## Entries taken from a collection
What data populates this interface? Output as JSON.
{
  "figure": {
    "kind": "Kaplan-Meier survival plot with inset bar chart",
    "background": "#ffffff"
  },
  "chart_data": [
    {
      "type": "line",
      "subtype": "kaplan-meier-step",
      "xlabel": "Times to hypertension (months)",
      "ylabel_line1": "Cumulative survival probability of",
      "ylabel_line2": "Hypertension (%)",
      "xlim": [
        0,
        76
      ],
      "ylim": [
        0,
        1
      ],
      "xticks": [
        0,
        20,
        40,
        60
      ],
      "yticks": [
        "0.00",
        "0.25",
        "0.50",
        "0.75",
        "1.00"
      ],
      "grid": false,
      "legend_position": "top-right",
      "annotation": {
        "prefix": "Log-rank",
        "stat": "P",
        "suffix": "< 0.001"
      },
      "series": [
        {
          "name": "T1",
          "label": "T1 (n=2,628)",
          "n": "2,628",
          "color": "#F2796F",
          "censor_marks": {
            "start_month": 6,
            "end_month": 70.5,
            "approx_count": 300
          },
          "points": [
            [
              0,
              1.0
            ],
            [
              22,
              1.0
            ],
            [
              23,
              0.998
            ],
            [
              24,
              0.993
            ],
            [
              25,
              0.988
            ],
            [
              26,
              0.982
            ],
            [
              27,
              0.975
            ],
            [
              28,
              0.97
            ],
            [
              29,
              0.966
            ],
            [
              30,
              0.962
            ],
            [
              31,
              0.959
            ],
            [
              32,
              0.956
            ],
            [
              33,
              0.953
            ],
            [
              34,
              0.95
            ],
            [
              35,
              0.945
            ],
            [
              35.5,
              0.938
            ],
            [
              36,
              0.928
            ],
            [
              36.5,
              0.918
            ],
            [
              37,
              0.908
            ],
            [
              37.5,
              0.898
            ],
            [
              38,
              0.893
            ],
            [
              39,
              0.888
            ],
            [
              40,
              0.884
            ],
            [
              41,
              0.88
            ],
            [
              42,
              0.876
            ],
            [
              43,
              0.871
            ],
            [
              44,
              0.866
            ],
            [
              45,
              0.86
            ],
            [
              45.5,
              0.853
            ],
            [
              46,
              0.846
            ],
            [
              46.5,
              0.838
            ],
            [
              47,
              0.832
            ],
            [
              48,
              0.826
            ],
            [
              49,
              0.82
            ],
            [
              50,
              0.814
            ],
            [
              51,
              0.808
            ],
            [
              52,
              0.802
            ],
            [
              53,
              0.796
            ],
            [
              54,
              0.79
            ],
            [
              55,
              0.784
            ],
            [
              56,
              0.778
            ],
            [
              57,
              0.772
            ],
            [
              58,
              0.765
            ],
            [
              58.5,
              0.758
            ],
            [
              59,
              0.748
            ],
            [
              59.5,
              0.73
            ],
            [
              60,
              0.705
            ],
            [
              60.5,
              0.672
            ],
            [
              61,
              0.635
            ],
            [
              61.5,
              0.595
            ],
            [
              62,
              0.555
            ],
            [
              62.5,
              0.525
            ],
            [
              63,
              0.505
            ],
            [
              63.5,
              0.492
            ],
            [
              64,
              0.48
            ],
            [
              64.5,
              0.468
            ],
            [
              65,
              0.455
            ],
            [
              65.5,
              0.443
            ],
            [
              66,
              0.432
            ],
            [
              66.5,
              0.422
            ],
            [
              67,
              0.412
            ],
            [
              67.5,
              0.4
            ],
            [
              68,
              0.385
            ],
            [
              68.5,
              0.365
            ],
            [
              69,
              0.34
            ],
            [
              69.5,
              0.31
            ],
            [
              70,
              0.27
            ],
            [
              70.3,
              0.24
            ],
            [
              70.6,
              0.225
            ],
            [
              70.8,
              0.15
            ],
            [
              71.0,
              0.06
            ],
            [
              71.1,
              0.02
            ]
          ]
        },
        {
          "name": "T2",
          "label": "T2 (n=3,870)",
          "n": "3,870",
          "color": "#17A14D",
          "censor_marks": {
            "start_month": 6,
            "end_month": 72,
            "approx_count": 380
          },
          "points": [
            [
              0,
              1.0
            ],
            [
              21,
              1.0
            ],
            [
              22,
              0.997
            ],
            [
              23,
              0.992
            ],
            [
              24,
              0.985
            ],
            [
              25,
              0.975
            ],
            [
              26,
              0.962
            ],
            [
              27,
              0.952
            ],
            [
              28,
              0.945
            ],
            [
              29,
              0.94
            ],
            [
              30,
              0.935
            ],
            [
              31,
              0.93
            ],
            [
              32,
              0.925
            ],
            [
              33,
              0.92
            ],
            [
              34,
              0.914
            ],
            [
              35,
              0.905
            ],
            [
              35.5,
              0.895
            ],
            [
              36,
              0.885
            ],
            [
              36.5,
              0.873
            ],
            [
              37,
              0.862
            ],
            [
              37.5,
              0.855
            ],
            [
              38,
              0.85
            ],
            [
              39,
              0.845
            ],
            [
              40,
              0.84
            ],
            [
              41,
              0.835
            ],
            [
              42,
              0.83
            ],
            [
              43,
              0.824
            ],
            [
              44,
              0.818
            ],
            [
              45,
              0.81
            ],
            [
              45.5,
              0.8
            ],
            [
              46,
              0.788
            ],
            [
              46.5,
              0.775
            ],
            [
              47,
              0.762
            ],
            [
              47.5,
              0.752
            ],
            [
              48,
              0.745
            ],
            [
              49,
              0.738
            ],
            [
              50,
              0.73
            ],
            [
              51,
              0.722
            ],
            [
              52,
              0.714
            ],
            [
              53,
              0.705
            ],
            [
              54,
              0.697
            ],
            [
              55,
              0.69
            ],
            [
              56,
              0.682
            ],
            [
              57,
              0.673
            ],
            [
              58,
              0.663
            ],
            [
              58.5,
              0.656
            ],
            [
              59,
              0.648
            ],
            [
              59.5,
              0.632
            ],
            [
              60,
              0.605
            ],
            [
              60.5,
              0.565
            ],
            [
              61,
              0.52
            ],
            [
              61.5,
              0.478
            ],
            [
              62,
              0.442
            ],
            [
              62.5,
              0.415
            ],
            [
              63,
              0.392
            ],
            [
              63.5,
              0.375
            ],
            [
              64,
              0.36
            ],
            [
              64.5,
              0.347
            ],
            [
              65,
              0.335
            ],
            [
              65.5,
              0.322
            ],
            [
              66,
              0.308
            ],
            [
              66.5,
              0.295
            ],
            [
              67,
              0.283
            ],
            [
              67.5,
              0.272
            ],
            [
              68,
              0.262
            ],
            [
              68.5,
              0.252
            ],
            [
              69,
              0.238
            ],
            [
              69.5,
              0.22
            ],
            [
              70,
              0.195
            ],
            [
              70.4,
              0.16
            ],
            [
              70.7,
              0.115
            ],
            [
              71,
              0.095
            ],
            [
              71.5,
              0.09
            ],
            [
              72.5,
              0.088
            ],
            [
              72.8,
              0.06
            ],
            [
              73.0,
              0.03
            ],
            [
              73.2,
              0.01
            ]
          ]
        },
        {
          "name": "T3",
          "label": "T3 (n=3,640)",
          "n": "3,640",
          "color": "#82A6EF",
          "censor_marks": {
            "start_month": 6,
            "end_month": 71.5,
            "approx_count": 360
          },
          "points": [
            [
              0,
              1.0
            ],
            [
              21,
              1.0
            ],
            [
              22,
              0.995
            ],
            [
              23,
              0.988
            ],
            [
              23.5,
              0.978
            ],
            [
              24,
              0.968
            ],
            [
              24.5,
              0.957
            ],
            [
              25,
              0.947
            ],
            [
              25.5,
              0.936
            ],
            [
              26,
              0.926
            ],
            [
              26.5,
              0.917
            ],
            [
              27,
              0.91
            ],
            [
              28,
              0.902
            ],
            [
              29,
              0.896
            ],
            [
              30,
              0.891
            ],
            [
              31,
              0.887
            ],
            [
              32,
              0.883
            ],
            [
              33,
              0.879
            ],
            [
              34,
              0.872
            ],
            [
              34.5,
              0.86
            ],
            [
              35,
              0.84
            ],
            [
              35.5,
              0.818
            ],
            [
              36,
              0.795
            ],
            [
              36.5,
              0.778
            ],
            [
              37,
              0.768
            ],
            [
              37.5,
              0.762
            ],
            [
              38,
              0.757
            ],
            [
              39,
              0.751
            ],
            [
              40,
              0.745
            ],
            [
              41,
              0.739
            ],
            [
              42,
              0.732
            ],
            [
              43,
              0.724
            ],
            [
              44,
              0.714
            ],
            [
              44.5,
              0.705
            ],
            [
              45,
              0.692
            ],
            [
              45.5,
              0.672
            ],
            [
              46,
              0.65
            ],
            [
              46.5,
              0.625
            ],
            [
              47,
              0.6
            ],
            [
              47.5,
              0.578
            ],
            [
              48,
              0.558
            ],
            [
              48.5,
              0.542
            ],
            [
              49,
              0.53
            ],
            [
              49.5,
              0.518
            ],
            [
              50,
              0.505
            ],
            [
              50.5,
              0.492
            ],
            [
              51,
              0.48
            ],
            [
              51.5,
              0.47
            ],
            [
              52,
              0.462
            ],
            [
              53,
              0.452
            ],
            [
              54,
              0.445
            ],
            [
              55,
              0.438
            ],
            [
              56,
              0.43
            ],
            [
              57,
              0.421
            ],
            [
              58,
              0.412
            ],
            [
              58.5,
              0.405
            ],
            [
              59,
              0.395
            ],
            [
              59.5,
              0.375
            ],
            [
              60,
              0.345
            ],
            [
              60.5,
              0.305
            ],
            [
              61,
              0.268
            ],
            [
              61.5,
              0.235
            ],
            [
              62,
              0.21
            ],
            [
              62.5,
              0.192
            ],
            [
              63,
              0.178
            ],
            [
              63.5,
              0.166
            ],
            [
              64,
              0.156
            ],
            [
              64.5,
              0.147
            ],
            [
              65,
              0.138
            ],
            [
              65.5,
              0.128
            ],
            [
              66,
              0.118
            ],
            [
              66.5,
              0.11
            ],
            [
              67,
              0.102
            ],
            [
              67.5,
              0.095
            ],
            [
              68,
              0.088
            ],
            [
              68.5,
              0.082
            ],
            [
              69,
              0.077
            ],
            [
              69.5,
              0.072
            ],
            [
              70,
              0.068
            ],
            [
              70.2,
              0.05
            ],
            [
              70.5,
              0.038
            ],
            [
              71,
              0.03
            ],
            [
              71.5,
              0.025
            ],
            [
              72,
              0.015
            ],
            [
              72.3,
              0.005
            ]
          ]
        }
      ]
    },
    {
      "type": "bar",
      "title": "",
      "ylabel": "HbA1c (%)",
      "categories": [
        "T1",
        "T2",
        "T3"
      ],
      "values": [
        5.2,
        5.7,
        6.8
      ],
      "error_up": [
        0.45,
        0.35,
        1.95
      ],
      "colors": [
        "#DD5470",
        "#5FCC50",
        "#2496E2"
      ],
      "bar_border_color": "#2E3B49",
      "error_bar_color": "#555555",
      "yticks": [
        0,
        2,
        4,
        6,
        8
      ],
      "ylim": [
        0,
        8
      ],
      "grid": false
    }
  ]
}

## Task statement
For the data above, state only how many lines include the word "survival".

## Solved exercise
2